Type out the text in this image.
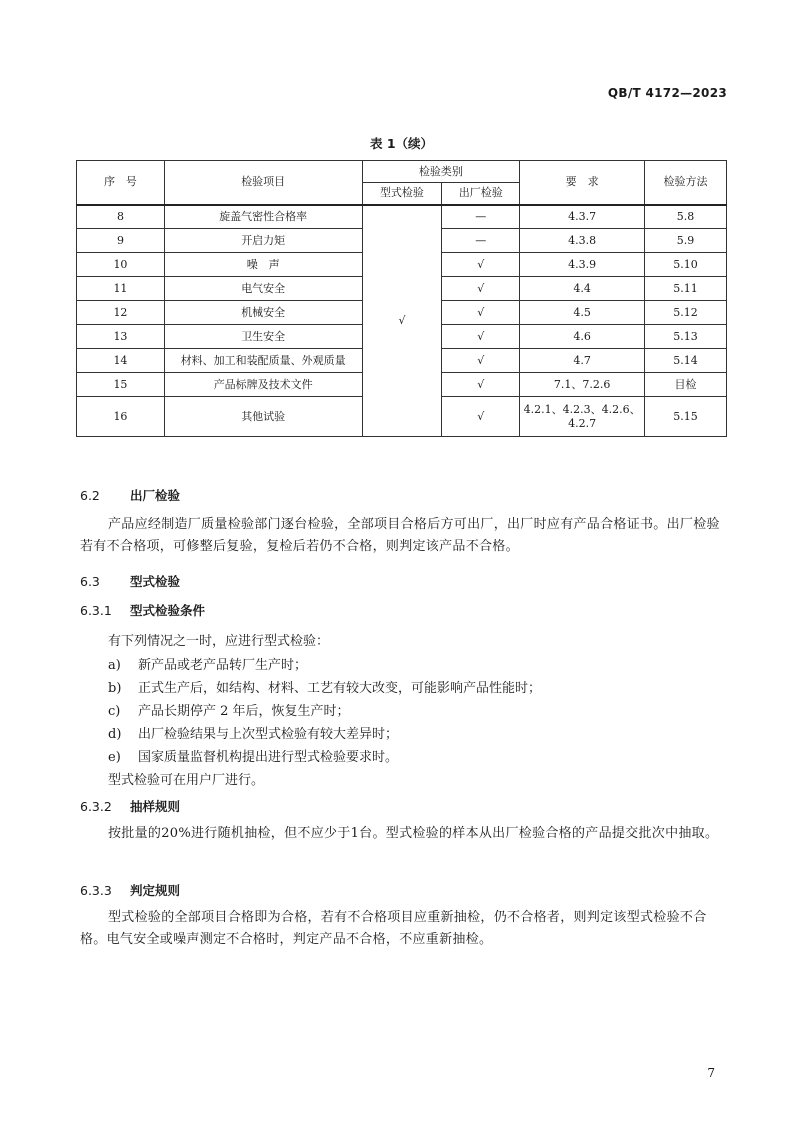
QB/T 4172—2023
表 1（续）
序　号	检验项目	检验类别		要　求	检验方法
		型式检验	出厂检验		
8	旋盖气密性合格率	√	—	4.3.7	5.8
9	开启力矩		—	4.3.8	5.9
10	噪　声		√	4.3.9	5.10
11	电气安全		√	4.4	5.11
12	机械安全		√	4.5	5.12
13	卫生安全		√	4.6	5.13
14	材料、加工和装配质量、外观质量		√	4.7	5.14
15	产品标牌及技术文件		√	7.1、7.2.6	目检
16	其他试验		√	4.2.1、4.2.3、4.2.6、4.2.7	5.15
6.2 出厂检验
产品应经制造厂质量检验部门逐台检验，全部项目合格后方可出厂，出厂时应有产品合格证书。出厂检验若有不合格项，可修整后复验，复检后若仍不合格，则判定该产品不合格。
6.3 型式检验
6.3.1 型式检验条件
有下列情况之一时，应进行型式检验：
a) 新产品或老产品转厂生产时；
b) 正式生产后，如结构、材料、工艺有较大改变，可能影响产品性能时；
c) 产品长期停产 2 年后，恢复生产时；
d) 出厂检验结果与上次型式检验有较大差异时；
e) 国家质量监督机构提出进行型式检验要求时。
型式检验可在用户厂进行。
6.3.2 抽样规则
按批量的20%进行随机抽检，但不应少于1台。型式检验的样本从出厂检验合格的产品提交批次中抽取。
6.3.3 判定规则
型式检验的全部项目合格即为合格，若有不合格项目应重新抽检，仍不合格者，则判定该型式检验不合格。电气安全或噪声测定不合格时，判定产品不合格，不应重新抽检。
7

++++++++++

** WRITTEN EXERCISE **
Copy out the listing exactly as it stands, but not the pictures.

** EXPECTED ANSWER **
Type out the text in this image.
QB/T 4172—2023
表 1（续）
序　号	检验项目	检验类别		要　求	检验方法
		型式检验	出厂检验		
8	旋盖气密性合格率	√	—	4.3.7	5.8
9	开启力矩		—	4.3.8	5.9
10	噪　声		√	4.3.9	5.10
11	电气安全		√	4.4	5.11
12	机械安全		√	4.5	5.12
13	卫生安全		√	4.6	5.13
14	材料、加工和装配质量、外观质量		√	4.7	5.14
15	产品标牌及技术文件		√	7.1、7.2.6	目检
16	其他试验		√	4.2.1、4.2.3、4.2.6、4.2.7	5.15
6.2 出厂检验
产品应经制造厂质量检验部门逐台检验，全部项目合格后方可出厂，出厂时应有产品合格证书。出厂检验若有不合格项，可修整后复验，复检后若仍不合格，则判定该产品不合格。
6.3 型式检验
6.3.1 型式检验条件
有下列情况之一时，应进行型式检验：
a) 新产品或老产品转厂生产时；
b) 正式生产后，如结构、材料、工艺有较大改变，可能影响产品性能时；
c) 产品长期停产 2 年后，恢复生产时；
d) 出厂检验结果与上次型式检验有较大差异时；
e) 国家质量监督机构提出进行型式检验要求时。
型式检验可在用户厂进行。
6.3.2 抽样规则
按批量的20%进行随机抽检，但不应少于1台。型式检验的样本从出厂检验合格的产品提交批次中抽取。
6.3.3 判定规则
型式检验的全部项目合格即为合格，若有不合格项目应重新抽检，仍不合格者，则判定该型式检验不合格。电气安全或噪声测定不合格时，判定产品不合格，不应重新抽检。
7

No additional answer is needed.